### Collected data entries:
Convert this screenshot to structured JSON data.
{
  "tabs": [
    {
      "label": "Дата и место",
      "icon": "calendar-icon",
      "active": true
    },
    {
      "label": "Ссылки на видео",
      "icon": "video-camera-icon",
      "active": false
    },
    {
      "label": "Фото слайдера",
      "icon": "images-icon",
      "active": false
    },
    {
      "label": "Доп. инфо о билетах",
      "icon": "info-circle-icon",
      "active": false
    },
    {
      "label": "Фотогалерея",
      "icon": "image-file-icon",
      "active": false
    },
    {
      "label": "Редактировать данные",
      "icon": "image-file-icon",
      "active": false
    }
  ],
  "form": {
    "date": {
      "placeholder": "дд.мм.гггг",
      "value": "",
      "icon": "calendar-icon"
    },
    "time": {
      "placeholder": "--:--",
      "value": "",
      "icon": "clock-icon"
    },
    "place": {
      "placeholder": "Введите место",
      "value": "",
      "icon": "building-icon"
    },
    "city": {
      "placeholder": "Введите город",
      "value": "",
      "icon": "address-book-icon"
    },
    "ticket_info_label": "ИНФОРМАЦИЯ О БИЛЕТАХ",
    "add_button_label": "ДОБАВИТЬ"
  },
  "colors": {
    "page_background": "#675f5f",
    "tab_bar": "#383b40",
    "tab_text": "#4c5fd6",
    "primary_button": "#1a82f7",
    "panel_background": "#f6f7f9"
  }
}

### EXERCISE BRIEF:
Pull out every line of the records above that contains the word "placeholder".

### IN RESPONSE:
      "placeholder": "дд.мм.гггг",
      "placeholder": "--:--",
      "placeholder": "Введите место",
      "placeholder": "Введите город",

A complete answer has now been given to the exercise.